* Begin DATA EXCERPTS *

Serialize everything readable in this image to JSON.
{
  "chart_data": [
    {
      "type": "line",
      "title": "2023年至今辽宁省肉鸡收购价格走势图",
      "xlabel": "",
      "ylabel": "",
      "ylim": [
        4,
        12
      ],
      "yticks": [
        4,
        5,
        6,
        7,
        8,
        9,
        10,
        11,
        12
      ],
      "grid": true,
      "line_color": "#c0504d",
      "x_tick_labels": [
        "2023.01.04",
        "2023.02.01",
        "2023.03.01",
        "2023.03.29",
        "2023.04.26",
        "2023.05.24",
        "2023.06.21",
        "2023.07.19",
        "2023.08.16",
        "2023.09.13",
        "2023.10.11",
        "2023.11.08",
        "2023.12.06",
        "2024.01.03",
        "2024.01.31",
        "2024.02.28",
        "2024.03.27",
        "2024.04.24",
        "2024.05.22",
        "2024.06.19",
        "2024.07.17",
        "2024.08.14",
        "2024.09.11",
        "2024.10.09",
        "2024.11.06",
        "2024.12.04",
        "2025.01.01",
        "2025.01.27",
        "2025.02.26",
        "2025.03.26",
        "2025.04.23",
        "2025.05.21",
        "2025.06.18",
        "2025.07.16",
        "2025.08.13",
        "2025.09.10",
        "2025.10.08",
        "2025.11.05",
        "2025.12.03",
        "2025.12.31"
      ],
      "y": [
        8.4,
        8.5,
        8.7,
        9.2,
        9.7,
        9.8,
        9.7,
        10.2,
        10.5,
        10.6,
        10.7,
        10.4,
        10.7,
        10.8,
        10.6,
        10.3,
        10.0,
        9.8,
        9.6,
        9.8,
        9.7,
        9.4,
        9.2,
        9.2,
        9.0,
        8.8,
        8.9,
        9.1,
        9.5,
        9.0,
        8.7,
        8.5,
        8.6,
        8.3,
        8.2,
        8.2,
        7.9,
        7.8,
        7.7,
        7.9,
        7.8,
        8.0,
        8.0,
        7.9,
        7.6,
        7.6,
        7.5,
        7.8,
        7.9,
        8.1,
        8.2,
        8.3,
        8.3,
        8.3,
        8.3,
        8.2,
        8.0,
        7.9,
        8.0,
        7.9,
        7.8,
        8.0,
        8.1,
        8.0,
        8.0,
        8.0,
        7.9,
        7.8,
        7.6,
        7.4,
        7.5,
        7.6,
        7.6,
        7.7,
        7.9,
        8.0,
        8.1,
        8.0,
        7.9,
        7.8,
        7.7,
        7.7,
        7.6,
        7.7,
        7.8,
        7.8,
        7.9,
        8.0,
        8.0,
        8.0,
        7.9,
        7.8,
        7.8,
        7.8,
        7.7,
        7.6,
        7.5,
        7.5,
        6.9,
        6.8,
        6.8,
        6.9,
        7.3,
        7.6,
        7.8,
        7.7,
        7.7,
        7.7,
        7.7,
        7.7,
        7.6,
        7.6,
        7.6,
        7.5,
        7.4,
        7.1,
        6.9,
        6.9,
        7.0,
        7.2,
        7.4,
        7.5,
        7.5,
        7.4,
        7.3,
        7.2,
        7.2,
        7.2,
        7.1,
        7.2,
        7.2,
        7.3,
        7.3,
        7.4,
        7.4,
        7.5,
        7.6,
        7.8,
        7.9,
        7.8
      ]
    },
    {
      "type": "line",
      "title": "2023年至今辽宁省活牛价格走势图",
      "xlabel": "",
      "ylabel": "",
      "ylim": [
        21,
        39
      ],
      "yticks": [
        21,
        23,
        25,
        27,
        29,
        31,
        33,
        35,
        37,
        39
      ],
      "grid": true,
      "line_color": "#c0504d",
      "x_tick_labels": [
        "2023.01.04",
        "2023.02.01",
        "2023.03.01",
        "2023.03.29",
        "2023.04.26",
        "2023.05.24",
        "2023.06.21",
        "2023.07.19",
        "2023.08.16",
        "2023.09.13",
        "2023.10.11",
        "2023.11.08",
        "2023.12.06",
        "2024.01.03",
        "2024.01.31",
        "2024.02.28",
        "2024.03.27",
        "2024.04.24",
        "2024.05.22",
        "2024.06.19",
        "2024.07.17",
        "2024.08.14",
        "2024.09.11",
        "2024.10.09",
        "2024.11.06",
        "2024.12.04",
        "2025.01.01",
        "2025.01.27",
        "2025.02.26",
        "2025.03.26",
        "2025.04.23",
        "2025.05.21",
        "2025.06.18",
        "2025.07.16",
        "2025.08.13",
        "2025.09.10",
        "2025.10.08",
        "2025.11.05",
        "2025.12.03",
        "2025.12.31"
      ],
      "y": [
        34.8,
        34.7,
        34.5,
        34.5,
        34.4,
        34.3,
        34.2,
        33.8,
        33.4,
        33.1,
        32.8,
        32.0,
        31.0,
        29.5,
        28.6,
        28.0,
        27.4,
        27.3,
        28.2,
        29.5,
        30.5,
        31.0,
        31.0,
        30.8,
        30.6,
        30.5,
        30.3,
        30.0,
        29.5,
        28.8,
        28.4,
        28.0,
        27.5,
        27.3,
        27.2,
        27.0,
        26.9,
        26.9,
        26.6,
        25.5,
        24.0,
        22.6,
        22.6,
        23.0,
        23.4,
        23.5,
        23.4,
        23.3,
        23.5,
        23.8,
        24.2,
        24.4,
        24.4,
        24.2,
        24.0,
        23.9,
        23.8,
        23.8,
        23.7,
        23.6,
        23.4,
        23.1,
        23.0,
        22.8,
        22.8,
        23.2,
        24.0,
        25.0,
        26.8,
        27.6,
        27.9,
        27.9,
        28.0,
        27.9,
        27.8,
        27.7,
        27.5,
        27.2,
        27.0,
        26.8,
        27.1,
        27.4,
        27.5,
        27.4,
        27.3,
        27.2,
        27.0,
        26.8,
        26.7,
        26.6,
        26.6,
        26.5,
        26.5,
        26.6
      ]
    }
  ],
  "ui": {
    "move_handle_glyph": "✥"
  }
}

* End DATA EXCERPTS *

TASK OBJECTIVE: Take the lines above and retype all of them exactly.

TASK OUTPUT:
Serialize everything readable in this image to JSON.
{
  "chart_data": [
    {
      "type": "line",
      "title": "2023年至今辽宁省肉鸡收购价格走势图",
      "xlabel": "",
      "ylabel": "",
      "ylim": [
        4,
        12
      ],
      "yticks": [
        4,
        5,
        6,
        7,
        8,
        9,
        10,
        11,
        12
      ],
      "grid": true,
      "line_color": "#c0504d",
      "x_tick_labels": [
        "2023.01.04",
        "2023.02.01",
        "2023.03.01",
        "2023.03.29",
        "2023.04.26",
        "2023.05.24",
        "2023.06.21",
        "2023.07.19",
        "2023.08.16",
        "2023.09.13",
        "2023.10.11",
        "2023.11.08",
        "2023.12.06",
        "2024.01.03",
        "2024.01.31",
        "2024.02.28",
        "2024.03.27",
        "2024.04.24",
        "2024.05.22",
        "2024.06.19",
        "2024.07.17",
        "2024.08.14",
        "2024.09.11",
        "2024.10.09",
        "2024.11.06",
        "2024.12.04",
        "2025.01.01",
        "2025.01.27",
        "2025.02.26",
        "2025.03.26",
        "2025.04.23",
        "2025.05.21",
        "2025.06.18",
        "2025.07.16",
        "2025.08.13",
        "2025.09.10",
        "2025.10.08",
        "2025.11.05",
        "2025.12.03",
        "2025.12.31"
      ],
      "y": [
        8.4,
        8.5,
        8.7,
        9.2,
        9.7,
        9.8,
        9.7,
        10.2,
        10.5,
        10.6,
        10.7,
        10.4,
        10.7,
        10.8,
        10.6,
        10.3,
        10.0,
        9.8,
        9.6,
        9.8,
        9.7,
        9.4,
        9.2,
        9.2,
        9.0,
        8.8,
        8.9,
        9.1,
        9.5,
        9.0,
        8.7,
        8.5,
        8.6,
        8.3,
        8.2,
        8.2,
        7.9,
        7.8,
        7.7,
        7.9,
        7.8,
        8.0,
        8.0,
        7.9,
        7.6,
        7.6,
        7.5,
        7.8,
        7.9,
        8.1,
        8.2,
        8.3,
        8.3,
        8.3,
        8.3,
        8.2,
        8.0,
        7.9,
        8.0,
        7.9,
        7.8,
        8.0,
        8.1,
        8.0,
        8.0,
        8.0,
        7.9,
        7.8,
        7.6,
        7.4,
        7.5,
        7.6,
        7.6,
        7.7,
        7.9,
        8.0,
        8.1,
        8.0,
        7.9,
        7.8,
        7.7,
        7.7,
        7.6,
        7.7,
        7.8,
        7.8,
        7.9,
        8.0,
        8.0,
        8.0,
        7.9,
        7.8,
        7.8,
        7.8,
        7.7,
        7.6,
        7.5,
        7.5,
        6.9,
        6.8,
        6.8,
        6.9,
        7.3,
        7.6,
        7.8,
        7.7,
        7.7,
        7.7,
        7.7,
        7.7,
        7.6,
        7.6,
        7.6,
        7.5,
        7.4,
        7.1,
        6.9,
        6.9,
        7.0,
        7.2,
        7.4,
        7.5,
        7.5,
        7.4,
        7.3,
        7.2,
        7.2,
        7.2,
        7.1,
        7.2,
        7.2,
        7.3,
        7.3,
        7.4,
        7.4,
        7.5,
        7.6,
        7.8,
        7.9,
        7.8
      ]
    },
    {
      "type": "line",
      "title": "2023年至今辽宁省活牛价格走势图",
      "xlabel": "",
      "ylabel": "",
      "ylim": [
        21,
        39
      ],
      "yticks": [
        21,
        23,
        25,
        27,
        29,
        31,
        33,
        35,
        37,
        39
      ],
      "grid": true,
      "line_color": "#c0504d",
      "x_tick_labels": [
        "2023.01.04",
        "2023.02.01",
        "2023.03.01",
        "2023.03.29",
        "2023.04.26",
        "2023.05.24",
        "2023.06.21",
        "2023.07.19",
        "2023.08.16",
        "2023.09.13",
        "2023.10.11",
        "2023.11.08",
        "2023.12.06",
        "2024.01.03",
        "2024.01.31",
        "2024.02.28",
        "2024.03.27",
        "2024.04.24",
        "2024.05.22",
        "2024.06.19",
        "2024.07.17",
        "2024.08.14",
        "2024.09.11",
        "2024.10.09",
        "2024.11.06",
        "2024.12.04",
        "2025.01.01",
        "2025.01.27",
        "2025.02.26",
        "2025.03.26",
        "2025.04.23",
        "2025.05.21",
        "2025.06.18",
        "2025.07.16",
        "2025.08.13",
        "2025.09.10",
        "2025.10.08",
        "2025.11.05",
        "2025.12.03",
        "2025.12.31"
      ],
      "y": [
        34.8,
        34.7,
        34.5,
        34.5,
        34.4,
        34.3,
        34.2,
        33.8,
        33.4,
        33.1,
        32.8,
        32.0,
        31.0,
        29.5,
        28.6,
        28.0,
        27.4,
        27.3,
        28.2,
        29.5,
        30.5,
        31.0,
        31.0,
        30.8,
        30.6,
        30.5,
        30.3,
        30.0,
        29.5,
        28.8,
        28.4,
        28.0,
        27.5,
        27.3,
        27.2,
        27.0,
        26.9,
        26.9,
        26.6,
        25.5,
        24.0,
        22.6,
        22.6,
        23.0,
        23.4,
        23.5,
        23.4,
        23.3,
        23.5,
        23.8,
        24.2,
        24.4,
        24.4,
        24.2,
        24.0,
        23.9,
        23.8,
        23.8,
        23.7,
        23.6,
        23.4,
        23.1,
        23.0,
        22.8,
        22.8,
        23.2,
        24.0,
        25.0,
        26.8,
        27.6,
        27.9,
        27.9,
        28.0,
        27.9,
        27.8,
        27.7,
        27.5,
        27.2,
        27.0,
        26.8,
        27.1,
        27.4,
        27.5,
        27.4,
        27.3,
        27.2,
        27.0,
        26.8,
        26.7,
        26.6,
        26.6,
        26.5,
        26.5,
        26.6
      ]
    }
  ],
  "ui": {
    "move_handle_glyph": "✥"
  }
}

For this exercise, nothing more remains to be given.